Repeat every entry word for word, but leave the images out of your copy.

Saved entries
####################

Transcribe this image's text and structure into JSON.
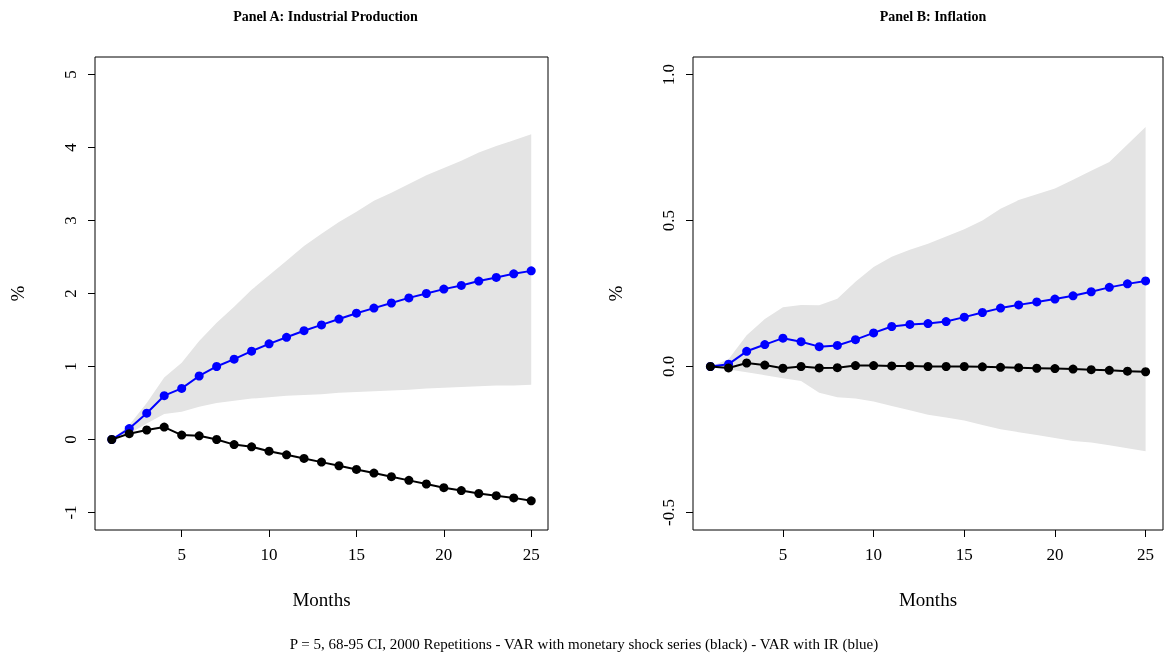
{
  "chart_data": [
    {
      "type": "line",
      "title": "Panel A: Industrial Production",
      "xlabel": "Months",
      "ylabel": "%",
      "annotations": [
        "P = 5, 68-95 CI, 2000 Repetitions - VAR with monetary shock series (black) - VAR with IR (blue)"
      ],
      "x": [
        1,
        2,
        3,
        4,
        5,
        6,
        7,
        8,
        9,
        10,
        11,
        12,
        13,
        14,
        15,
        16,
        17,
        18,
        19,
        20,
        21,
        22,
        23,
        24,
        25
      ],
      "series": [
        {
          "color": "#0000ff",
          "values": [
            0,
            0.15,
            0.36,
            0.6,
            0.7,
            0.87,
            1.0,
            1.1,
            1.21,
            1.31,
            1.4,
            1.49,
            1.57,
            1.65,
            1.73,
            1.8,
            1.87,
            1.94,
            2.0,
            2.06,
            2.11,
            2.17,
            2.22,
            2.27,
            2.31
          ],
          "lower": [
            0,
            0.08,
            0.22,
            0.35,
            0.38,
            0.45,
            0.5,
            0.53,
            0.56,
            0.58,
            0.6,
            0.61,
            0.62,
            0.64,
            0.65,
            0.66,
            0.67,
            0.68,
            0.7,
            0.71,
            0.72,
            0.73,
            0.74,
            0.74,
            0.75
          ],
          "upper": [
            0,
            0.2,
            0.5,
            0.85,
            1.05,
            1.35,
            1.6,
            1.82,
            2.05,
            2.25,
            2.45,
            2.65,
            2.82,
            2.98,
            3.12,
            3.27,
            3.38,
            3.5,
            3.62,
            3.72,
            3.82,
            3.93,
            4.02,
            4.1,
            4.18
          ]
        },
        {
          "color": "#000000",
          "values": [
            0,
            0.08,
            0.13,
            0.17,
            0.06,
            0.05,
            0.0,
            -0.07,
            -0.1,
            -0.16,
            -0.21,
            -0.26,
            -0.31,
            -0.36,
            -0.41,
            -0.46,
            -0.51,
            -0.56,
            -0.61,
            -0.66,
            -0.7,
            -0.74,
            -0.77,
            -0.8,
            -0.84
          ]
        }
      ],
      "xlim": [
        0.04,
        25.96
      ],
      "ylim": [
        -1.24,
        5.24
      ],
      "xticks": [
        5,
        10,
        15,
        20,
        25
      ],
      "yticks": [
        -1,
        0,
        1,
        2,
        3,
        4,
        5
      ],
      "grid": false,
      "marker": "circle",
      "line_style": "solid"
    },
    {
      "type": "line",
      "title": "Panel B: Inflation",
      "xlabel": "Months",
      "ylabel": "%",
      "x": [
        1,
        2,
        3,
        4,
        5,
        6,
        7,
        8,
        9,
        10,
        11,
        12,
        13,
        14,
        15,
        16,
        17,
        18,
        19,
        20,
        21,
        22,
        23,
        24,
        25
      ],
      "series": [
        {
          "color": "#0000ff",
          "values": [
            0,
            0.008,
            0.052,
            0.075,
            0.097,
            0.085,
            0.068,
            0.072,
            0.092,
            0.115,
            0.137,
            0.144,
            0.147,
            0.154,
            0.169,
            0.185,
            0.2,
            0.211,
            0.221,
            0.231,
            0.242,
            0.256,
            0.271,
            0.283,
            0.293
          ],
          "lower": [
            0,
            -0.01,
            -0.02,
            -0.03,
            -0.04,
            -0.05,
            -0.09,
            -0.105,
            -0.11,
            -0.12,
            -0.135,
            -0.15,
            -0.165,
            -0.175,
            -0.185,
            -0.2,
            -0.215,
            -0.225,
            -0.235,
            -0.245,
            -0.255,
            -0.26,
            -0.27,
            -0.28,
            -0.29
          ],
          "upper": [
            0,
            0.025,
            0.107,
            0.163,
            0.203,
            0.211,
            0.21,
            0.232,
            0.29,
            0.341,
            0.376,
            0.4,
            0.42,
            0.445,
            0.47,
            0.5,
            0.54,
            0.57,
            0.59,
            0.61,
            0.64,
            0.67,
            0.7,
            0.76,
            0.82
          ]
        },
        {
          "color": "#000000",
          "values": [
            0,
            -0.005,
            0.012,
            0.005,
            -0.006,
            0,
            -0.005,
            -0.004,
            0.003,
            0.003,
            0.002,
            0.002,
            0,
            0,
            0,
            -0.001,
            -0.003,
            -0.004,
            -0.006,
            -0.007,
            -0.009,
            -0.011,
            -0.013,
            -0.016,
            -0.018
          ]
        }
      ],
      "xlim": [
        0.04,
        25.96
      ],
      "ylim": [
        -0.56,
        1.06
      ],
      "xticks": [
        5,
        10,
        15,
        20,
        25
      ],
      "yticks": [
        {
          "value": -0.5,
          "label": "-0.5"
        },
        {
          "value": 0,
          "label": "0.0"
        },
        {
          "value": 0.5,
          "label": "0.5"
        },
        {
          "value": 1,
          "label": "1.0"
        }
      ],
      "grid": false,
      "marker": "circle",
      "line_style": "solid"
    }
  ]
}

####################

Result of this task
Transcribe this image's text and structure into JSON.
{
  "chart_data": [
    {
      "type": "line",
      "title": "Panel A: Industrial Production",
      "xlabel": "Months",
      "ylabel": "%",
      "annotations": [
        "P = 5, 68-95 CI, 2000 Repetitions - VAR with monetary shock series (black) - VAR with IR (blue)"
      ],
      "x": [
        1,
        2,
        3,
        4,
        5,
        6,
        7,
        8,
        9,
        10,
        11,
        12,
        13,
        14,
        15,
        16,
        17,
        18,
        19,
        20,
        21,
        22,
        23,
        24,
        25
      ],
      "series": [
        {
          "color": "#0000ff",
          "values": [
            0,
            0.15,
            0.36,
            0.6,
            0.7,
            0.87,
            1.0,
            1.1,
            1.21,
            1.31,
            1.4,
            1.49,
            1.57,
            1.65,
            1.73,
            1.8,
            1.87,
            1.94,
            2.0,
            2.06,
            2.11,
            2.17,
            2.22,
            2.27,
            2.31
          ],
          "lower": [
            0,
            0.08,
            0.22,
            0.35,
            0.38,
            0.45,
            0.5,
            0.53,
            0.56,
            0.58,
            0.6,
            0.61,
            0.62,
            0.64,
            0.65,
            0.66,
            0.67,
            0.68,
            0.7,
            0.71,
            0.72,
            0.73,
            0.74,
            0.74,
            0.75
          ],
          "upper": [
            0,
            0.2,
            0.5,
            0.85,
            1.05,
            1.35,
            1.6,
            1.82,
            2.05,
            2.25,
            2.45,
            2.65,
            2.82,
            2.98,
            3.12,
            3.27,
            3.38,
            3.5,
            3.62,
            3.72,
            3.82,
            3.93,
            4.02,
            4.1,
            4.18
          ]
        },
        {
          "color": "#000000",
          "values": [
            0,
            0.08,
            0.13,
            0.17,
            0.06,
            0.05,
            0.0,
            -0.07,
            -0.1,
            -0.16,
            -0.21,
            -0.26,
            -0.31,
            -0.36,
            -0.41,
            -0.46,
            -0.51,
            -0.56,
            -0.61,
            -0.66,
            -0.7,
            -0.74,
            -0.77,
            -0.8,
            -0.84
          ]
        }
      ],
      "xlim": [
        0.04,
        25.96
      ],
      "ylim": [
        -1.24,
        5.24
      ],
      "xticks": [
        5,
        10,
        15,
        20,
        25
      ],
      "yticks": [
        -1,
        0,
        1,
        2,
        3,
        4,
        5
      ],
      "grid": false,
      "marker": "circle",
      "line_style": "solid"
    },
    {
      "type": "line",
      "title": "Panel B: Inflation",
      "xlabel": "Months",
      "ylabel": "%",
      "x": [
        1,
        2,
        3,
        4,
        5,
        6,
        7,
        8,
        9,
        10,
        11,
        12,
        13,
        14,
        15,
        16,
        17,
        18,
        19,
        20,
        21,
        22,
        23,
        24,
        25
      ],
      "series": [
        {
          "color": "#0000ff",
          "values": [
            0,
            0.008,
            0.052,
            0.075,
            0.097,
            0.085,
            0.068,
            0.072,
            0.092,
            0.115,
            0.137,
            0.144,
            0.147,
            0.154,
            0.169,
            0.185,
            0.2,
            0.211,
            0.221,
            0.231,
            0.242,
            0.256,
            0.271,
            0.283,
            0.293
          ],
          "lower": [
            0,
            -0.01,
            -0.02,
            -0.03,
            -0.04,
            -0.05,
            -0.09,
            -0.105,
            -0.11,
            -0.12,
            -0.135,
            -0.15,
            -0.165,
            -0.175,
            -0.185,
            -0.2,
            -0.215,
            -0.225,
            -0.235,
            -0.245,
            -0.255,
            -0.26,
            -0.27,
            -0.28,
            -0.29
          ],
          "upper": [
            0,
            0.025,
            0.107,
            0.163,
            0.203,
            0.211,
            0.21,
            0.232,
            0.29,
            0.341,
            0.376,
            0.4,
            0.42,
            0.445,
            0.47,
            0.5,
            0.54,
            0.57,
            0.59,
            0.61,
            0.64,
            0.67,
            0.7,
            0.76,
            0.82
          ]
        },
        {
          "color": "#000000",
          "values": [
            0,
            -0.005,
            0.012,
            0.005,
            -0.006,
            0,
            -0.005,
            -0.004,
            0.003,
            0.003,
            0.002,
            0.002,
            0,
            0,
            0,
            -0.001,
            -0.003,
            -0.004,
            -0.006,
            -0.007,
            -0.009,
            -0.011,
            -0.013,
            -0.016,
            -0.018
          ]
        }
      ],
      "xlim": [
        0.04,
        25.96
      ],
      "ylim": [
        -0.56,
        1.06
      ],
      "xticks": [
        5,
        10,
        15,
        20,
        25
      ],
      "yticks": [
        {
          "value": -0.5,
          "label": "-0.5"
        },
        {
          "value": 0,
          "label": "0.0"
        },
        {
          "value": 0.5,
          "label": "0.5"
        },
        {
          "value": 1,
          "label": "1.0"
        }
      ],
      "grid": false,
      "marker": "circle",
      "line_style": "solid"
    }
  ]
}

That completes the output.